- **Provided data**
⟨
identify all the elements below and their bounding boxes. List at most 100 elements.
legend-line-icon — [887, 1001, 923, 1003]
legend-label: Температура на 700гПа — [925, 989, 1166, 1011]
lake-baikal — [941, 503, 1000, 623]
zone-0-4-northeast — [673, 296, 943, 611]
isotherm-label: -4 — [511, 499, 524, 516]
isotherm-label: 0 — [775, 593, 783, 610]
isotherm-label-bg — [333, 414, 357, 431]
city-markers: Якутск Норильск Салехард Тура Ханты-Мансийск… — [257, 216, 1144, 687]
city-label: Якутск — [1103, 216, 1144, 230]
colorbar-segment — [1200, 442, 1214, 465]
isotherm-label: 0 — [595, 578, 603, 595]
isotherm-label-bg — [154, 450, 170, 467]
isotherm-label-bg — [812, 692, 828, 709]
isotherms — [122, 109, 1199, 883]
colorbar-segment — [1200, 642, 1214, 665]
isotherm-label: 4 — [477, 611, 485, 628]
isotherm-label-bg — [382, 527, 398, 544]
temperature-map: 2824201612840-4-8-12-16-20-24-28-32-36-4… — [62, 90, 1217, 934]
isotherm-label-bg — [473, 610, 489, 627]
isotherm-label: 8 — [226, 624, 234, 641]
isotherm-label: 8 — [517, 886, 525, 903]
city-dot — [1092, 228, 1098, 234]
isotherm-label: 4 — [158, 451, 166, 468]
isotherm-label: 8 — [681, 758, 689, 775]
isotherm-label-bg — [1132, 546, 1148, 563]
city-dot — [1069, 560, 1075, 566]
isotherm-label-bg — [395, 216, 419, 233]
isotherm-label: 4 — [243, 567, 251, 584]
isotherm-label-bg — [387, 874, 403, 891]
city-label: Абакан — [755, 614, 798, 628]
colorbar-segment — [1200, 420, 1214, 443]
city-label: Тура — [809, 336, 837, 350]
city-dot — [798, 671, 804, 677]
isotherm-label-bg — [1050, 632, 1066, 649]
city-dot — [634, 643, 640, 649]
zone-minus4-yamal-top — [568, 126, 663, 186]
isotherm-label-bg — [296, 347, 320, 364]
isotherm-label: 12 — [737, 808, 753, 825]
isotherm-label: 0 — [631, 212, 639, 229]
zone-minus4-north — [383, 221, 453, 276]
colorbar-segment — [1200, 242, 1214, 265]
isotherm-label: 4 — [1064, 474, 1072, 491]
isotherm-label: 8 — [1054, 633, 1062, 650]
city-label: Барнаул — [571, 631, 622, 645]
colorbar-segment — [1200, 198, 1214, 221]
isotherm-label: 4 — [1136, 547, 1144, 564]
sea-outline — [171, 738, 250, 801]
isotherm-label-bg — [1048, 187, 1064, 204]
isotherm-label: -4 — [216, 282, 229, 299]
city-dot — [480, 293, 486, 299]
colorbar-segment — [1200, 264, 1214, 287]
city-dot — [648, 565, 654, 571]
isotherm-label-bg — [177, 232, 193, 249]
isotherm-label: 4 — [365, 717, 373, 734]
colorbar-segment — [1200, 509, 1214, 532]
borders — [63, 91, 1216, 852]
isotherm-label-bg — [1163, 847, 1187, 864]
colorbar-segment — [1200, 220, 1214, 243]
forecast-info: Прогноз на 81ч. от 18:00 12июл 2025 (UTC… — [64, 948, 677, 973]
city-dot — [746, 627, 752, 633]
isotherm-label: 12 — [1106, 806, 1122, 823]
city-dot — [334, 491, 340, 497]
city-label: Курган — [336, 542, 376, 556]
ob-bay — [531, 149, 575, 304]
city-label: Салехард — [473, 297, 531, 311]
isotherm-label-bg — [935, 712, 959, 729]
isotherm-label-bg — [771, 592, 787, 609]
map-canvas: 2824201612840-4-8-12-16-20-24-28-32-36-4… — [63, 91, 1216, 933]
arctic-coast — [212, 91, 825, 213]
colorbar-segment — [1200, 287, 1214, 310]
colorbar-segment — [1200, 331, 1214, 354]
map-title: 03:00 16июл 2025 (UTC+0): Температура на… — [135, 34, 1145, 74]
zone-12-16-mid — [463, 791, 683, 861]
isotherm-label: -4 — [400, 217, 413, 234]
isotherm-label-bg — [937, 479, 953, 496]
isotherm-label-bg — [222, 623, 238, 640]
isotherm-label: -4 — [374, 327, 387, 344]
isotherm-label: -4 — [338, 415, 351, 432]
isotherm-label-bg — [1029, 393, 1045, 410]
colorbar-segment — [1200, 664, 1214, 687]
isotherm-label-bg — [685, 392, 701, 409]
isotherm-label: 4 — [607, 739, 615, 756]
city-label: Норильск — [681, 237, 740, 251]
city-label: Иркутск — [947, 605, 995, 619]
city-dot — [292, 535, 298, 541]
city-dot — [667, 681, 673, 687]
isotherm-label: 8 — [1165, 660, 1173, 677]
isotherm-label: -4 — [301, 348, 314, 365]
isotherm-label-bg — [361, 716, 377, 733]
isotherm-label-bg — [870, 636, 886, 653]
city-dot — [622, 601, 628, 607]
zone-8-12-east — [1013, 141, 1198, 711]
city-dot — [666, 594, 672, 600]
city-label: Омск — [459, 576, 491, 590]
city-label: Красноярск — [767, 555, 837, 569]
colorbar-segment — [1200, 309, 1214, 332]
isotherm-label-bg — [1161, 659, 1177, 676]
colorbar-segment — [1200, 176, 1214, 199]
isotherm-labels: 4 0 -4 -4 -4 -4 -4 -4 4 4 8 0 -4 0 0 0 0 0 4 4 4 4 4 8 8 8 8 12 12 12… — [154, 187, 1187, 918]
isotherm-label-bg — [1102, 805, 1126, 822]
⟩
- **Exercise directions**
Put the items above into a Markdown table with two columns, "Number" and "Content". Give each non-blank line its own row, numbered in order, and leave out blank lines.

- **Full output**
| Number | Content |
|---|---|
| 1 | identify all the elements below and their bounding boxes. List at most 100 elements. |
| 2 | legend-line-icon — [887, 1001, 923, 1003] |
| 3 | legend-label: Температура на 700гПа — [925, 989, 1166, 1011] |
| 4 | lake-baikal — [941, 503, 1000, 623] |
| 5 | zone-0-4-northeast — [673, 296, 943, 611] |
| 6 | isotherm-label: -4 — [511, 499, 524, 516] |
| 7 | isotherm-label: 0 — [775, 593, 783, 610] |
| 8 | isotherm-label-bg — [333, 414, 357, 431] |
| 9 | city-markers: Якутск Норильск Салехард Тура Ханты-Мансийск… — [257, 216, 1144, 687] |
| 10 | city-label: Якутск — [1103, 216, 1144, 230] |
| 11 | colorbar-segment — [1200, 442, 1214, 465] |
| 12 | isotherm-label: 0 — [595, 578, 603, 595] |
| 13 | isotherm-label-bg — [154, 450, 170, 467] |
| 14 | isotherm-label-bg — [812, 692, 828, 709] |
| 15 | isotherms — [122, 109, 1199, 883] |
| 16 | colorbar-segment — [1200, 642, 1214, 665] |
| 17 | isotherm-label: 4 — [477, 611, 485, 628] |
| 18 | isotherm-label-bg — [382, 527, 398, 544] |
| 19 | temperature-map: 2824201612840-4-8-12-16-20-24-28-32-36-4… — [62, 90, 1217, 934] |
| 20 | isotherm-label-bg — [473, 610, 489, 627] |
| 21 | isotherm-label: 8 — [226, 624, 234, 641] |
| 22 | isotherm-label: 8 — [517, 886, 525, 903] |
| 23 | city-dot — [1092, 228, 1098, 234] |
| 24 | isotherm-label: 4 — [158, 451, 166, 468] |
| 25 | isotherm-label: 8 — [681, 758, 689, 775] |
| 26 | isotherm-label-bg — [1132, 546, 1148, 563] |
| 27 | city-dot — [1069, 560, 1075, 566] |
| 28 | isotherm-label-bg — [395, 216, 419, 233] |
| 29 | isotherm-label: 4 — [243, 567, 251, 584] |
| 30 | isotherm-label-bg — [387, 874, 403, 891] |
| 31 | city-label: Абакан — [755, 614, 798, 628] |
| 32 | colorbar-segment — [1200, 420, 1214, 443] |
| 33 | city-label: Тура — [809, 336, 837, 350] |
| 34 | city-dot — [798, 671, 804, 677] |
| 35 | isotherm-label-bg — [1050, 632, 1066, 649] |
| 36 | city-dot — [634, 643, 640, 649] |
| 37 | zone-minus4-yamal-top — [568, 126, 663, 186] |
| 38 | isotherm-label-bg — [296, 347, 320, 364] |
| 39 | isotherm-label: 12 — [737, 808, 753, 825] |
| 40 | isotherm-label: 0 — [631, 212, 639, 229] |
| 41 | zone-minus4-north — [383, 221, 453, 276] |
| 42 | colorbar-segment — [1200, 242, 1214, 265] |
| 43 | isotherm-label: 4 — [1064, 474, 1072, 491] |
| 44 | isotherm-label: 8 — [1054, 633, 1062, 650] |
| 45 | city-label: Барнаул — [571, 631, 622, 645] |
| 46 | colorbar-segment — [1200, 198, 1214, 221] |
| 47 | isotherm-label: 4 — [1136, 547, 1144, 564] |
| 48 | sea-outline — [171, 738, 250, 801] |
| 49 | isotherm-label-bg — [1048, 187, 1064, 204] |
| 50 | isotherm-label: -4 — [216, 282, 229, 299] |
| 51 | city-dot — [480, 293, 486, 299] |
| 52 | colorbar-segment — [1200, 264, 1214, 287] |
| 53 | city-dot — [648, 565, 654, 571] |
| 54 | isotherm-label-bg — [177, 232, 193, 249] |
| 55 | isotherm-label: 4 — [365, 717, 373, 734] |
| 56 | colorbar-segment — [1200, 509, 1214, 532] |
| 57 | borders — [63, 91, 1216, 852] |
| 58 | isotherm-label-bg — [1163, 847, 1187, 864] |
| 59 | colorbar-segment — [1200, 220, 1214, 243] |
| 60 | forecast-info: Прогноз на 81ч. от 18:00 12июл 2025 (UTC… — [64, 948, 677, 973] |
| 61 | city-dot — [746, 627, 752, 633] |
| 62 | isotherm-label: 12 — [1106, 806, 1122, 823] |
| 63 | city-dot — [334, 491, 340, 497] |
| 64 | city-label: Курган — [336, 542, 376, 556] |
| 65 | ob-bay — [531, 149, 575, 304] |
| 66 | city-label: Салехард — [473, 297, 531, 311] |
| 67 | isotherm-label-bg — [935, 712, 959, 729] |
| 68 | isotherm-label-bg — [771, 592, 787, 609] |
| 69 | map-canvas: 2824201612840-4-8-12-16-20-24-28-32-36-4… — [63, 91, 1216, 933] |
| 70 | arctic-coast — [212, 91, 825, 213] |
| 71 | colorbar-segment — [1200, 287, 1214, 310] |
| 72 | colorbar-segment — [1200, 331, 1214, 354] |
| 73 | map-title: 03:00 16июл 2025 (UTC+0): Температура на… — [135, 34, 1145, 74] |
| 74 | zone-12-16-mid — [463, 791, 683, 861] |
| 75 | isotherm-label: -4 — [400, 217, 413, 234] |
| 76 | isotherm-label-bg — [937, 479, 953, 496] |
| 77 | isotherm-label-bg — [222, 623, 238, 640] |
| 78 | isotherm-label: -4 — [374, 327, 387, 344] |
| 79 | isotherm-label: -4 — [338, 415, 351, 432] |
| 80 | isotherm-label-bg — [1029, 393, 1045, 410] |
| 81 | colorbar-segment — [1200, 664, 1214, 687] |
| 82 | isotherm-label-bg — [685, 392, 701, 409] |
| 83 | isotherm-label: 4 — [607, 739, 615, 756] |
| 84 | city-label: Норильск — [681, 237, 740, 251] |
| 85 | city-label: Иркутск — [947, 605, 995, 619] |
| 86 | city-dot — [292, 535, 298, 541] |
| 87 | city-dot — [667, 681, 673, 687] |
| 88 | isotherm-label: 8 — [1165, 660, 1173, 677] |
| 89 | isotherm-label: -4 — [301, 348, 314, 365] |
| 90 | isotherm-label-bg — [361, 716, 377, 733] |
| 91 | isotherm-label-bg — [870, 636, 886, 653] |
| 92 | city-dot — [622, 601, 628, 607] |
| 93 | zone-8-12-east — [1013, 141, 1198, 711] |
| 94 | city-dot — [666, 594, 672, 600] |
| 95 | city-label: Омск — [459, 576, 491, 590] |
| 96 | city-label: Красноярск — [767, 555, 837, 569] |
| 97 | colorbar-segment — [1200, 309, 1214, 332] |
| 98 | isotherm-label-bg — [1161, 659, 1177, 676] |
| 99 | colorbar-segment — [1200, 176, 1214, 199] |
| 100 | isotherm-labels: 4 0 -4 -4 -4 -4 -4 -4 4 4 8 0 -4 0 0 0 0 0 4 4 4 4 4 8 8 8 8 12 12 12… — [154, 187, 1187, 918] |
| 101 | isotherm-label-bg — [1102, 805, 1126, 822] |